--- Exercise brief ---
Your task is to repeat, word for word, the line containing "Read all visible content and emit it as JSON." and all lines that follow it to the end of the material, and no other lines.

--- Provided entries ---
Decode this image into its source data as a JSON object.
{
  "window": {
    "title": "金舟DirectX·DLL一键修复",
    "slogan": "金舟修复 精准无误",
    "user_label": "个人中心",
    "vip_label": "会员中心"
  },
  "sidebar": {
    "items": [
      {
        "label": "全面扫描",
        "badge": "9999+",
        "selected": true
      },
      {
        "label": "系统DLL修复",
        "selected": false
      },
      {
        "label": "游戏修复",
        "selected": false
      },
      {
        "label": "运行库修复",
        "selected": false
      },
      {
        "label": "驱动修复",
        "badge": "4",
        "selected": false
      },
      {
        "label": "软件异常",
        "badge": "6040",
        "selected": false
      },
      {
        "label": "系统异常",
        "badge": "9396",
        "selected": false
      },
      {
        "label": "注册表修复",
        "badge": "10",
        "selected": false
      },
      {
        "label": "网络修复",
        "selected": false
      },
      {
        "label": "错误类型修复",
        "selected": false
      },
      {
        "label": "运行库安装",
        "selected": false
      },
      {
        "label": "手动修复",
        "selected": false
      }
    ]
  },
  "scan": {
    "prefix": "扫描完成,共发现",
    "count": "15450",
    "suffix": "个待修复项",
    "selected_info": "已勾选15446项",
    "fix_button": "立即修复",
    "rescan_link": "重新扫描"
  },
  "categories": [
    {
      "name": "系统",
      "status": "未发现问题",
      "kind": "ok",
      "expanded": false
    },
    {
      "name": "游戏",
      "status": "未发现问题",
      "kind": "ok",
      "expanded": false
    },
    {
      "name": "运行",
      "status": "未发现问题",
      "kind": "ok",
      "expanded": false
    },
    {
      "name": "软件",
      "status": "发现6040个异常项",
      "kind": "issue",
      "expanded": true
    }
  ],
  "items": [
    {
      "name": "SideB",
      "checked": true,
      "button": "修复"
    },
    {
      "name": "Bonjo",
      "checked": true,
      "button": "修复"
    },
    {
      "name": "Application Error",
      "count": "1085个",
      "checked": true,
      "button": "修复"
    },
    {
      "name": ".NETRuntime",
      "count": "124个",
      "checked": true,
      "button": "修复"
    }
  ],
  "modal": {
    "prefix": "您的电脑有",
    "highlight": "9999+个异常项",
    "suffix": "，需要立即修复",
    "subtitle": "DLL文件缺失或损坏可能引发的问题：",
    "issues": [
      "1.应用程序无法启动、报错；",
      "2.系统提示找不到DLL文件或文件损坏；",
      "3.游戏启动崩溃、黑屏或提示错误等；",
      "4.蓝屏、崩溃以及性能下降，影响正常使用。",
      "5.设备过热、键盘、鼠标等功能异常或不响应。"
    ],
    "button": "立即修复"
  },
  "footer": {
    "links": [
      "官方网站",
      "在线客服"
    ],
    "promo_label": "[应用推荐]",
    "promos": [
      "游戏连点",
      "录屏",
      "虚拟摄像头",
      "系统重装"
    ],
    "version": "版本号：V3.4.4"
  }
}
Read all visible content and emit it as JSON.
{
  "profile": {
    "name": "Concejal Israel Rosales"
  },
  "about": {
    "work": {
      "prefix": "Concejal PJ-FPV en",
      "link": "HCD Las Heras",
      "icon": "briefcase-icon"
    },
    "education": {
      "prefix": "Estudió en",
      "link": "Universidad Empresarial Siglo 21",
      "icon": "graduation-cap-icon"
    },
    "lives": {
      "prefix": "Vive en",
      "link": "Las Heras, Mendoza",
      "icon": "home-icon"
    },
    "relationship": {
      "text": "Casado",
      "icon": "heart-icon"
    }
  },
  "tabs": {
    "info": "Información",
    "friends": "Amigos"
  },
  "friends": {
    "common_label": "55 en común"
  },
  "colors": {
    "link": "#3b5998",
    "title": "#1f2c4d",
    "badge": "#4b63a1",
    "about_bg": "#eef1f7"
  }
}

--- Solution to this problem ---
Read all visible content and emit it as JSON.
{
  "profile": {
    "name": "Concejal Israel Rosales"
  },
  "about": {
    "work": {
      "prefix": "Concejal PJ-FPV en",
      "link": "HCD Las Heras",
      "icon": "briefcase-icon"
    },
    "education": {
      "prefix": "Estudió en",
      "link": "Universidad Empresarial Siglo 21",
      "icon": "graduation-cap-icon"
    },
    "lives": {
      "prefix": "Vive en",
      "link": "Las Heras, Mendoza",
      "icon": "home-icon"
    },
    "relationship": {
      "text": "Casado",
      "icon": "heart-icon"
    }
  },
  "tabs": {
    "info": "Información",
    "friends": "Amigos"
  },
  "friends": {
    "common_label": "55 en común"
  },
  "colors": {
    "link": "#3b5998",
    "title": "#1f2c4d",
    "badge": "#4b63a1",
    "about_bg": "#eef1f7"
  }
}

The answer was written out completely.